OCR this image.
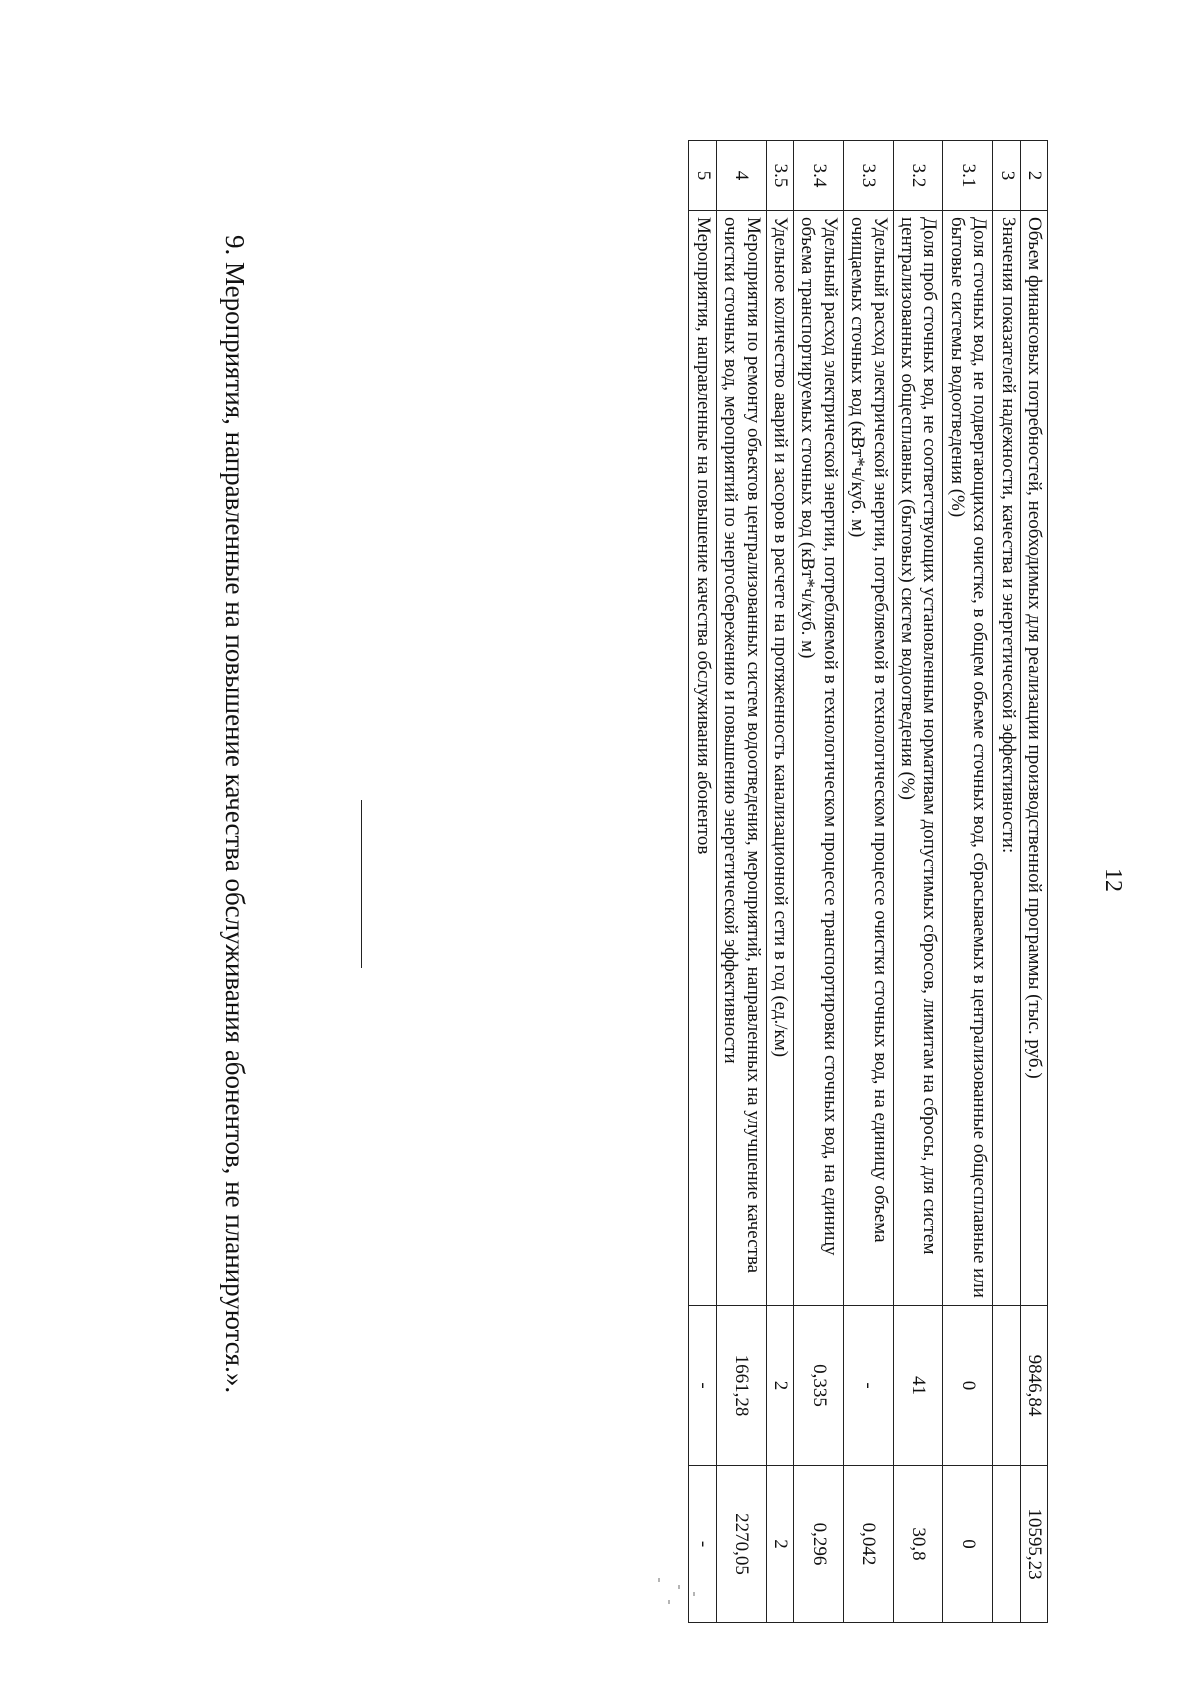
12
2	Объем финансовых потребностей, необходимых для реализации производственной программы (тыс. руб.)	9846,84	10595,23
3	Значения показателей надежности, качества и энергетической эффективности:		
3.1	Доля сточных вод, не подвергающихся очистке, в общем объеме сточных вод, сбрасываемых в централизованные общесплавные или бытовые системы водоотведения (%)	0	0
3.2	Доля проб сточных вод, не соответствующих установленным нормативам допустимых сбросов, лимитам на сбросы, для систем централизованных общесплавных (бытовых) систем водоотведения (%)	41	30,8
3.3	Удельный расход электрической энергии, потребляемой в технологическом процессе очистки сточных вод, на единицу объема очищаемых сточных вод (кВт*ч/куб. м)	-	0,042
3.4	Удельный расход электрической энергии, потребляемой в технологическом процессе транспортировки сточных вод, на единицу объема транспортируемых сточных вод (кВт*ч/куб. м)	0,335	0,296
3.5	Удельное количество аварий и засоров в расчете на протяженность канализационной сети в год (ед./км)	2	2
4	Мероприятия по ремонту объектов централизованных систем водоотведения, мероприятий, направленных на улучшение качества очистки сточных вод, мероприятий по энергосбережению и повышению энергетической эффективности	1661,28	2270,05
5	Мероприятия, направленные на повышение качества обслуживания абонентов	-	-
9. Мероприятия, направленные на повышение качества обслуживания абонентов, не планируются.».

THE REQUEST>
Extract each line holding the string "обслуживания".

OUTPUT FOR THIS TASK>
5	Мероприятия, направленные на повышение качества обслуживания абонентов	-	-
9. Мероприятия, направленные на повышение качества обслуживания абонентов, не планируются.».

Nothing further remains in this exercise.